=== What is needed ===
Show every line of the records below that contains the word "gaten".

=== Data excerpts ===
++++++

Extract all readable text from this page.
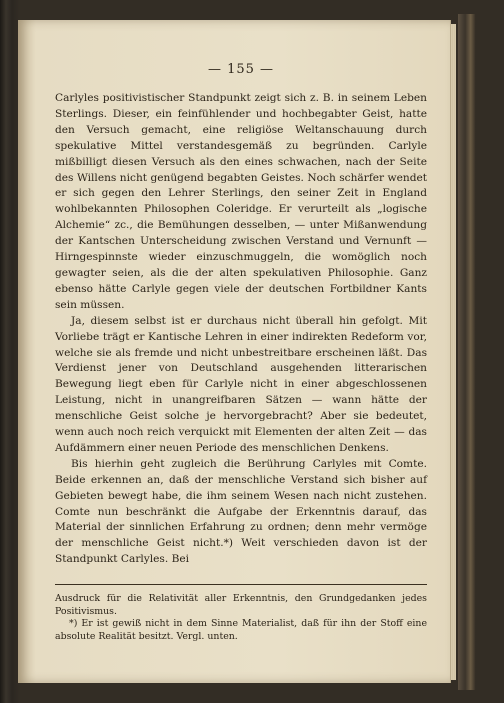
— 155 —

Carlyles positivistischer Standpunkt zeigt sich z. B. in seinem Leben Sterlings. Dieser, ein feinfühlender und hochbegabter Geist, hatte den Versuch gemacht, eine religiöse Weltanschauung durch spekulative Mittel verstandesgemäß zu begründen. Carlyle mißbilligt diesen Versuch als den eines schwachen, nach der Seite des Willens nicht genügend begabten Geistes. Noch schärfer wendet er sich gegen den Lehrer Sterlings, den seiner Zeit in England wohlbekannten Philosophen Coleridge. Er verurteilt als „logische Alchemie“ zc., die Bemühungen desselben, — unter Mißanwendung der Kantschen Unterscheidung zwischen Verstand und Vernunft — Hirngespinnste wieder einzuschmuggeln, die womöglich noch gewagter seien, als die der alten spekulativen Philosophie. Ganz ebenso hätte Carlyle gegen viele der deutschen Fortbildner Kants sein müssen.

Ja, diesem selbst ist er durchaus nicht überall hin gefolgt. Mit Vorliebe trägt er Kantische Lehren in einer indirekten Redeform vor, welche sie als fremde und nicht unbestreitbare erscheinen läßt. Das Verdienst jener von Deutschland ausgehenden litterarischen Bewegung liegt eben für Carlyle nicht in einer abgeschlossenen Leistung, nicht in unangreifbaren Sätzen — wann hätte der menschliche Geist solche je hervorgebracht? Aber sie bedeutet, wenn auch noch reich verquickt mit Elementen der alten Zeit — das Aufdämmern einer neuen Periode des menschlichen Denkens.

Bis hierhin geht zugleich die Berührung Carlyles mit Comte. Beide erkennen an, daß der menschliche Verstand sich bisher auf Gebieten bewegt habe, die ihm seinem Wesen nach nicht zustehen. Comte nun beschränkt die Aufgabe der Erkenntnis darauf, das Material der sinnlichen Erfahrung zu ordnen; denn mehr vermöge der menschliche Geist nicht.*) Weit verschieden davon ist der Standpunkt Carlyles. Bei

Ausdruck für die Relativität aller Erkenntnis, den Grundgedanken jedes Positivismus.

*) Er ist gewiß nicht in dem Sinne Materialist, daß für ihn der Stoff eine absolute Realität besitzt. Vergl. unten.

++++++

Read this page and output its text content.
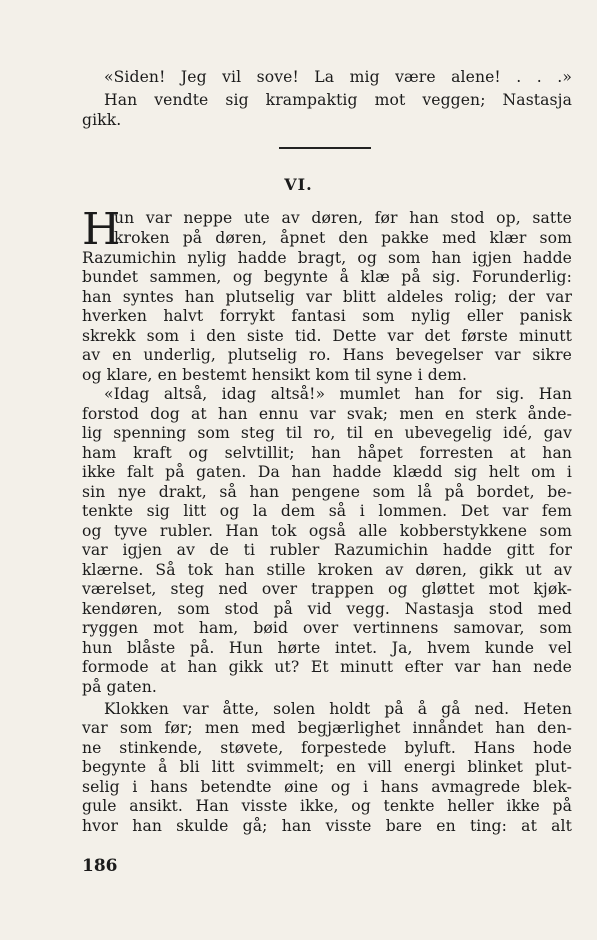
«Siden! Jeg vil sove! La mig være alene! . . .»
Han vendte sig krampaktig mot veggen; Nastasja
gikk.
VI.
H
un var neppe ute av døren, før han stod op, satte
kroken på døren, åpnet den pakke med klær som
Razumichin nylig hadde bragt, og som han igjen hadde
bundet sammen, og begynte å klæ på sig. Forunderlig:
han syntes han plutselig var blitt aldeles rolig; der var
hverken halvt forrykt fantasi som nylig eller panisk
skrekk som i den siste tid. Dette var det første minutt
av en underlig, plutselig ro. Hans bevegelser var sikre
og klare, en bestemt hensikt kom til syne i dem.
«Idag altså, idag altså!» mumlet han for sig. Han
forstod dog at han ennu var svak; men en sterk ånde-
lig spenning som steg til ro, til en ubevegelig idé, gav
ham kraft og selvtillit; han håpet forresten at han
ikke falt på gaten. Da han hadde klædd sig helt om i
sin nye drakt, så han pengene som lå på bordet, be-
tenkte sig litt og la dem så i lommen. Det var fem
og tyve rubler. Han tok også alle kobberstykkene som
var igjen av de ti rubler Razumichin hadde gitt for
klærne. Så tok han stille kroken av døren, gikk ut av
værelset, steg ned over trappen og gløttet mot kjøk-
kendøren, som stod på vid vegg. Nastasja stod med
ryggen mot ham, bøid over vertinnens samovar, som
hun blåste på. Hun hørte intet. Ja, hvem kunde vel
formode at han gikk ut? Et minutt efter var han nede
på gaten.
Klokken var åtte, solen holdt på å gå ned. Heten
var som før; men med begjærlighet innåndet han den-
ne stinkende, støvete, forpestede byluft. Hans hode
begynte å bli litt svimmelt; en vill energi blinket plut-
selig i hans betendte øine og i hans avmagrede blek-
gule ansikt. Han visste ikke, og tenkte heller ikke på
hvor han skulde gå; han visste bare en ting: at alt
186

++++++

=== Worked solution ===
ikke falt på gaten. Da han hadde klædd sig helt om i
på gaten.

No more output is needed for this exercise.